* _EXERCISE DIRECTIONS_:
Find the lines that include the string "date" and report how many there are. Give no other text.

[Begin TASK MATERIAL]

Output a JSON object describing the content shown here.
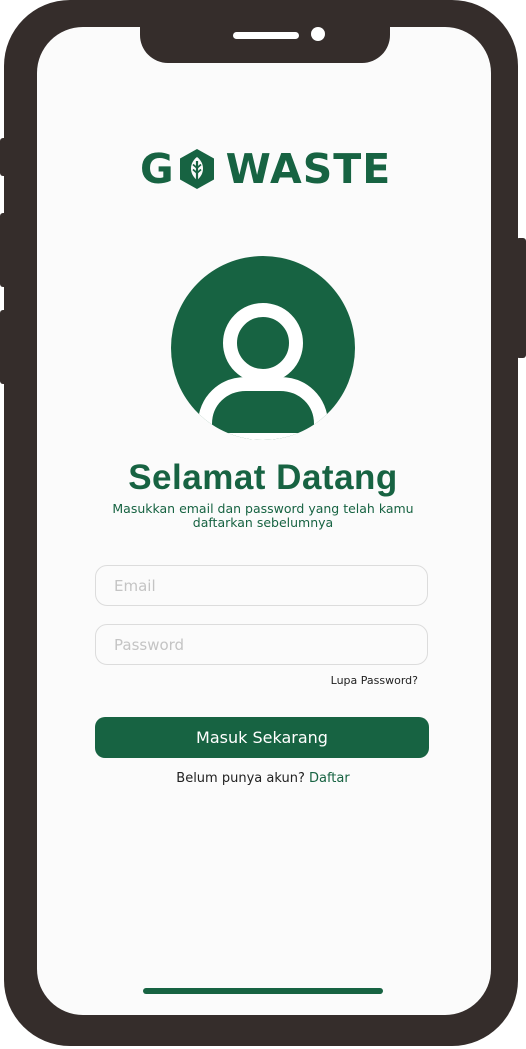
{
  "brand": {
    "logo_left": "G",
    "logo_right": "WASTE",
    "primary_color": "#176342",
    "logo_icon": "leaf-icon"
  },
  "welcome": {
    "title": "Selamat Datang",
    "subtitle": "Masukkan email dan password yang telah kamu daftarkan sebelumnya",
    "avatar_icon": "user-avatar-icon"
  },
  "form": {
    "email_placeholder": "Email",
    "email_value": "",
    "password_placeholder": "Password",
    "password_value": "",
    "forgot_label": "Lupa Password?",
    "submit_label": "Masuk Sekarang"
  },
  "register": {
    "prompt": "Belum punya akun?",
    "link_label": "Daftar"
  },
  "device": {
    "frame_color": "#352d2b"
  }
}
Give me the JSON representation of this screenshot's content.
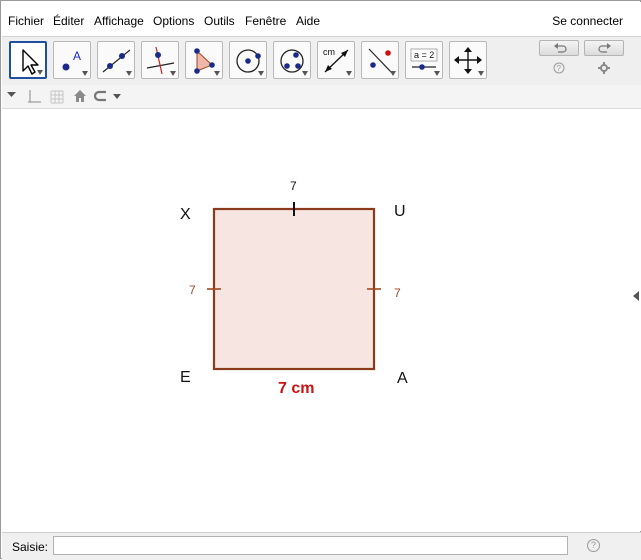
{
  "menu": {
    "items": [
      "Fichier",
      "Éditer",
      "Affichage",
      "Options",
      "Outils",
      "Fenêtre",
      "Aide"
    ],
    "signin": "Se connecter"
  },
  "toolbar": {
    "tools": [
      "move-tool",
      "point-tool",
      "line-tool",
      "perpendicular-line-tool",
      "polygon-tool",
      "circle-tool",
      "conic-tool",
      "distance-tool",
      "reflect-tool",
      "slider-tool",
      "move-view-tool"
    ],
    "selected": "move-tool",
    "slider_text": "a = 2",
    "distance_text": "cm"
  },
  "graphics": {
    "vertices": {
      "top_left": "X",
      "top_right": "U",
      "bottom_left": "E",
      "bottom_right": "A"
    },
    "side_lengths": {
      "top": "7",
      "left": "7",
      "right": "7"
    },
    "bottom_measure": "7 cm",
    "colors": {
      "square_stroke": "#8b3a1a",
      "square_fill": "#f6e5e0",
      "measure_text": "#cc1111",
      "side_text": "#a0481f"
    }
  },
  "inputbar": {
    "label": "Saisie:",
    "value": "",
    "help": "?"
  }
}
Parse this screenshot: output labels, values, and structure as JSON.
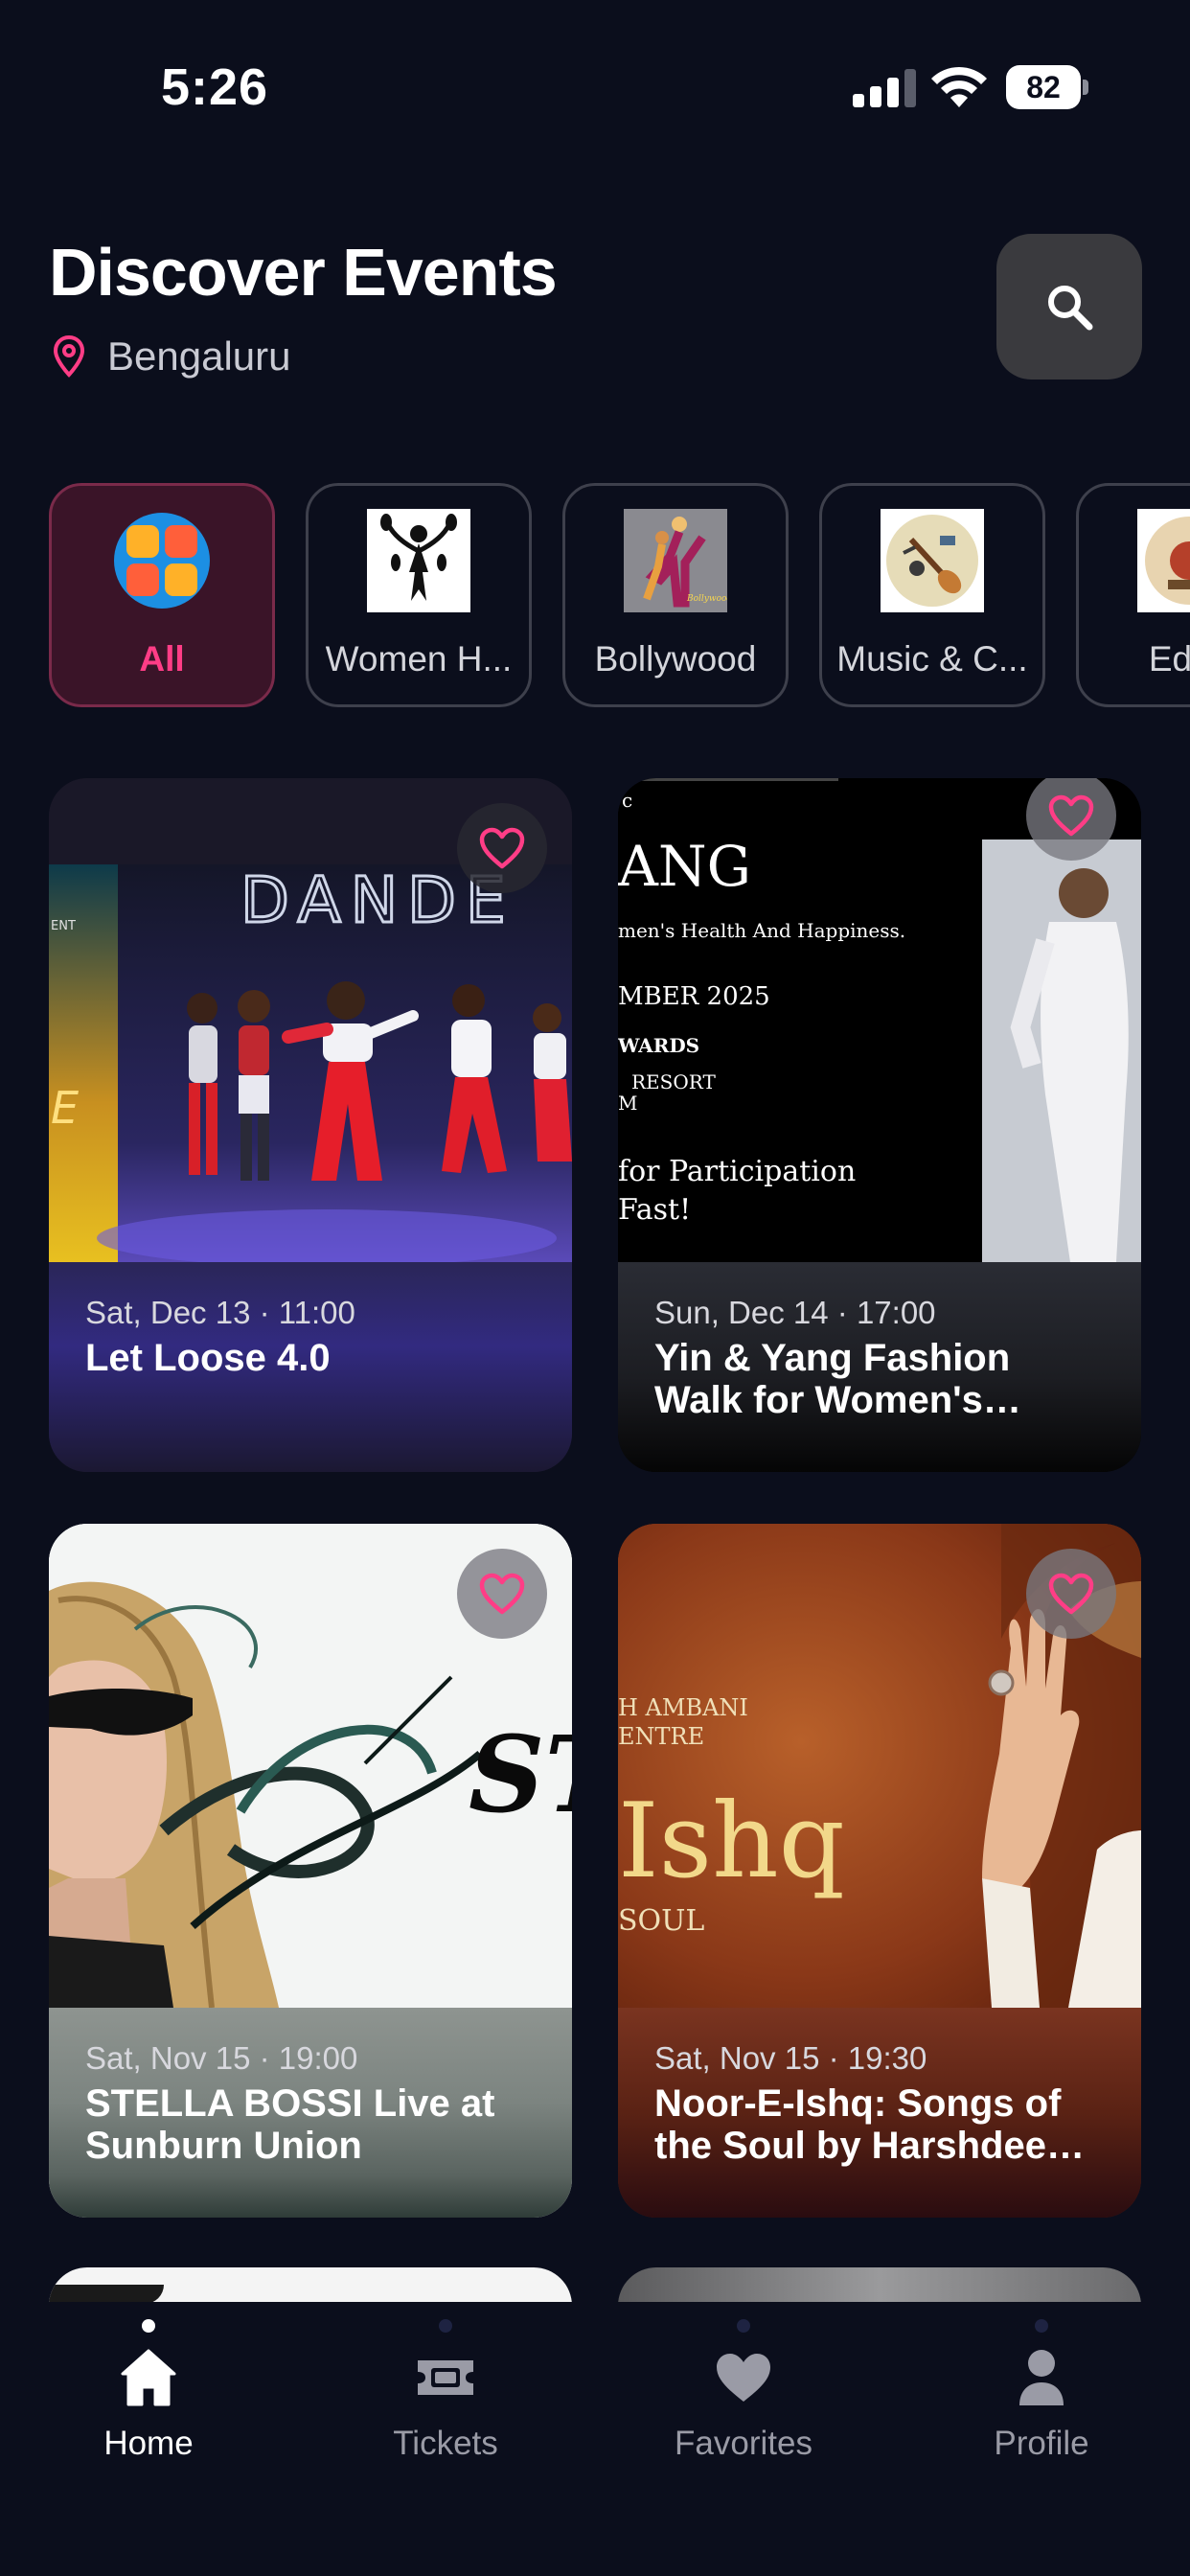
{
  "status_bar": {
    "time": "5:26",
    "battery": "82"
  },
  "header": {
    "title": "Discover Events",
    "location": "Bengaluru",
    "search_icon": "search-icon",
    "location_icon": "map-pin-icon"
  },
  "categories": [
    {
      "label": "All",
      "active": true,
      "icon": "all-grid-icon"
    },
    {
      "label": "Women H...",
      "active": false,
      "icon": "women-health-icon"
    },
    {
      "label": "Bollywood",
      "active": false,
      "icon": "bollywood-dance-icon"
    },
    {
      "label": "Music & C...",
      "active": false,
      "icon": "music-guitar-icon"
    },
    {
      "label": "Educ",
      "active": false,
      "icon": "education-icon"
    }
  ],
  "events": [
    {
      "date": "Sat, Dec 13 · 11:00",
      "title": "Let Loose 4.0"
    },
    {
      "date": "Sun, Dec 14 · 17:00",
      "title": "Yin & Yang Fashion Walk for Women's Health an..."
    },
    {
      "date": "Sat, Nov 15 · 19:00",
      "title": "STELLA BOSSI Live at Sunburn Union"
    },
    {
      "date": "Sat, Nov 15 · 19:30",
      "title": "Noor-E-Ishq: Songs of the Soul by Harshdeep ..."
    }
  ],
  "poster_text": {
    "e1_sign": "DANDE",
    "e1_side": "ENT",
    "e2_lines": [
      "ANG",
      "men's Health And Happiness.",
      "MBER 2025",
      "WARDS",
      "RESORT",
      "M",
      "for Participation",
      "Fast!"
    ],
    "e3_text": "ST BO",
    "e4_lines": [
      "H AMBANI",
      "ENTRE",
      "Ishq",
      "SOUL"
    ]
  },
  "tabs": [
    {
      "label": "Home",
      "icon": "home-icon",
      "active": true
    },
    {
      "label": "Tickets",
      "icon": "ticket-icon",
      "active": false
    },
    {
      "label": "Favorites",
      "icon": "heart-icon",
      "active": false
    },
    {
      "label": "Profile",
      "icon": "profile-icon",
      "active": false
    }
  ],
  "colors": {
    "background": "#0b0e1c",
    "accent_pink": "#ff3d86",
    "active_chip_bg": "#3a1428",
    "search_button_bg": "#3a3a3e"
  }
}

[End TASK MATERIAL]

* _RESULT OF THE TASK_:
4